Items from a dataset
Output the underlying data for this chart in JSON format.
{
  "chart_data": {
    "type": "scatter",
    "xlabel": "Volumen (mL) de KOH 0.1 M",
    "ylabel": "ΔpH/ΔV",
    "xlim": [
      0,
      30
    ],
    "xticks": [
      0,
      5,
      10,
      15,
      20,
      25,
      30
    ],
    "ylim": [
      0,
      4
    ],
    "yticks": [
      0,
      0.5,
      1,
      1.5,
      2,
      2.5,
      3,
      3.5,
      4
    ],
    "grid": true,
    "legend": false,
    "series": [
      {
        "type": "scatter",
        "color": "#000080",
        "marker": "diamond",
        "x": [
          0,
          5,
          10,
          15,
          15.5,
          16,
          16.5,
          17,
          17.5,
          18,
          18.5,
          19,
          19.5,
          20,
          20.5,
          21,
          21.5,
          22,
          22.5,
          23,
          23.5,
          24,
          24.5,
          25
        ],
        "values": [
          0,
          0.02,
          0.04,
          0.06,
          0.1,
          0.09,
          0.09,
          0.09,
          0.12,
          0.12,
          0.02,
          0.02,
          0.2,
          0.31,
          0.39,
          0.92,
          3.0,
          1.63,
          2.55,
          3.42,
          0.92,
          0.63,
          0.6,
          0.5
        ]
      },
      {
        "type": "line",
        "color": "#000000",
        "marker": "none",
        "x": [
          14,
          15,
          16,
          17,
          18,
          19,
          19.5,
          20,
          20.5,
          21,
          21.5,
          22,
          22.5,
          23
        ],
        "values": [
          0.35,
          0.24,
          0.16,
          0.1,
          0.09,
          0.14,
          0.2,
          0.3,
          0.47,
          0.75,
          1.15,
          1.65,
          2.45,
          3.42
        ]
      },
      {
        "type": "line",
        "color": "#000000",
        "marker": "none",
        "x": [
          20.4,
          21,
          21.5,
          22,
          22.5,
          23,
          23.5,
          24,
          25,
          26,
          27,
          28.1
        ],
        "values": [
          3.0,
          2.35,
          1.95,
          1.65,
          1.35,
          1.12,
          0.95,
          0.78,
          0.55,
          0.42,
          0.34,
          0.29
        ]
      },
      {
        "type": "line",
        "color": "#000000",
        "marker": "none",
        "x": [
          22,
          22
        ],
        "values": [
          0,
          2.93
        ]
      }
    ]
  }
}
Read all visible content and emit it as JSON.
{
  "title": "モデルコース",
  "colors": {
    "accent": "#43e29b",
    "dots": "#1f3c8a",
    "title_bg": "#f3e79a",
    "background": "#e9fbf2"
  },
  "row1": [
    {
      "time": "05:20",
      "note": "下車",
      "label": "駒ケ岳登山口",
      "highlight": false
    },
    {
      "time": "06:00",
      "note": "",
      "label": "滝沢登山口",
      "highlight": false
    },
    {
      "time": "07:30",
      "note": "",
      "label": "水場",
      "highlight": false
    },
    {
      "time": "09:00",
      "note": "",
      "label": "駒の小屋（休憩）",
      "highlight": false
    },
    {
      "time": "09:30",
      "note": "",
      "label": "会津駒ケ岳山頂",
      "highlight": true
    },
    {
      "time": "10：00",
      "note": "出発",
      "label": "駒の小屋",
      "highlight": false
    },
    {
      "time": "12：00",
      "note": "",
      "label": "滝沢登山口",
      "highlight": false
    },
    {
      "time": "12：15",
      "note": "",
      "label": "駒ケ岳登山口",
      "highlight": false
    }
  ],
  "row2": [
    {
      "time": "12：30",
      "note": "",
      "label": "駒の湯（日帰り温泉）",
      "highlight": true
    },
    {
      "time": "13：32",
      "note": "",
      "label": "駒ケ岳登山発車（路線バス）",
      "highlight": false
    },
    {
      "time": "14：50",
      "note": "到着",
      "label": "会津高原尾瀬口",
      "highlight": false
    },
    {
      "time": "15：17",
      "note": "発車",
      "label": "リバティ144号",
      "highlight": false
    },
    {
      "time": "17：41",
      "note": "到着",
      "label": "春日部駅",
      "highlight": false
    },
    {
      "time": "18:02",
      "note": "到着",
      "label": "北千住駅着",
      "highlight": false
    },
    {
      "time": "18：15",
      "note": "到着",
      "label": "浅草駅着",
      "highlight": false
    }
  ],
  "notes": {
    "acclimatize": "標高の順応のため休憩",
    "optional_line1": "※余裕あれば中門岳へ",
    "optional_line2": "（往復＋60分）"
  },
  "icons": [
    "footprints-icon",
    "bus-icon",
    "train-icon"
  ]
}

**WHAT YOU HAVE TO DO:**
Restate the whole listing exactly.

**WRITTEN ANSWER:**
Output the underlying data for this chart in JSON format.
{
  "chart_data": {
    "type": "scatter",
    "xlabel": "Volumen (mL) de KOH 0.1 M",
    "ylabel": "ΔpH/ΔV",
    "xlim": [
      0,
      30
    ],
    "xticks": [
      0,
      5,
      10,
      15,
      20,
      25,
      30
    ],
    "ylim": [
      0,
      4
    ],
    "yticks": [
      0,
      0.5,
      1,
      1.5,
      2,
      2.5,
      3,
      3.5,
      4
    ],
    "grid": true,
    "legend": false,
    "series": [
      {
        "type": "scatter",
        "color": "#000080",
        "marker": "diamond",
        "x": [
          0,
          5,
          10,
          15,
          15.5,
          16,
          16.5,
          17,
          17.5,
          18,
          18.5,
          19,
          19.5,
          20,
          20.5,
          21,
          21.5,
          22,
          22.5,
          23,
          23.5,
          24,
          24.5,
          25
        ],
        "values": [
          0,
          0.02,
          0.04,
          0.06,
          0.1,
          0.09,
          0.09,
          0.09,
          0.12,
          0.12,
          0.02,
          0.02,
          0.2,
          0.31,
          0.39,
          0.92,
          3.0,
          1.63,
          2.55,
          3.42,
          0.92,
          0.63,
          0.6,
          0.5
        ]
      },
      {
        "type": "line",
        "color": "#000000",
        "marker": "none",
        "x": [
          14,
          15,
          16,
          17,
          18,
          19,
          19.5,
          20,
          20.5,
          21,
          21.5,
          22,
          22.5,
          23
        ],
        "values": [
          0.35,
          0.24,
          0.16,
          0.1,
          0.09,
          0.14,
          0.2,
          0.3,
          0.47,
          0.75,
          1.15,
          1.65,
          2.45,
          3.42
        ]
      },
      {
        "type": "line",
        "color": "#000000",
        "marker": "none",
        "x": [
          20.4,
          21,
          21.5,
          22,
          22.5,
          23,
          23.5,
          24,
          25,
          26,
          27,
          28.1
        ],
        "values": [
          3.0,
          2.35,
          1.95,
          1.65,
          1.35,
          1.12,
          0.95,
          0.78,
          0.55,
          0.42,
          0.34,
          0.29
        ]
      },
      {
        "type": "line",
        "color": "#000000",
        "marker": "none",
        "x": [
          22,
          22
        ],
        "values": [
          0,
          2.93
        ]
      }
    ]
  }
}
Read all visible content and emit it as JSON.
{
  "title": "モデルコース",
  "colors": {
    "accent": "#43e29b",
    "dots": "#1f3c8a",
    "title_bg": "#f3e79a",
    "background": "#e9fbf2"
  },
  "row1": [
    {
      "time": "05:20",
      "note": "下車",
      "label": "駒ケ岳登山口",
      "highlight": false
    },
    {
      "time": "06:00",
      "note": "",
      "label": "滝沢登山口",
      "highlight": false
    },
    {
      "time": "07:30",
      "note": "",
      "label": "水場",
      "highlight": false
    },
    {
      "time": "09:00",
      "note": "",
      "label": "駒の小屋（休憩）",
      "highlight": false
    },
    {
      "time": "09:30",
      "note": "",
      "label": "会津駒ケ岳山頂",
      "highlight": true
    },
    {
      "time": "10：00",
      "note": "出発",
      "label": "駒の小屋",
      "highlight": false
    },
    {
      "time": "12：00",
      "note": "",
      "label": "滝沢登山口",
      "highlight": false
    },
    {
      "time": "12：15",
      "note": "",
      "label": "駒ケ岳登山口",
      "highlight": false
    }
  ],
  "row2": [
    {
      "time": "12：30",
      "note": "",
      "label": "駒の湯（日帰り温泉）",
      "highlight": true
    },
    {
      "time": "13：32",
      "note": "",
      "label": "駒ケ岳登山発車（路線バス）",
      "highlight": false
    },
    {
      "time": "14：50",
      "note": "到着",
      "label": "会津高原尾瀬口",
      "highlight": false
    },
    {
      "time": "15：17",
      "note": "発車",
      "label": "リバティ144号",
      "highlight": false
    },
    {
      "time": "17：41",
      "note": "到着",
      "label": "春日部駅",
      "highlight": false
    },
    {
      "time": "18:02",
      "note": "到着",
      "label": "北千住駅着",
      "highlight": false
    },
    {
      "time": "18：15",
      "note": "到着",
      "label": "浅草駅着",
      "highlight": false
    }
  ],
  "notes": {
    "acclimatize": "標高の順応のため休憩",
    "optional_line1": "※余裕あれば中門岳へ",
    "optional_line2": "（往復＋60分）"
  },
  "icons": [
    "footprints-icon",
    "bus-icon",
    "train-icon"
  ]
}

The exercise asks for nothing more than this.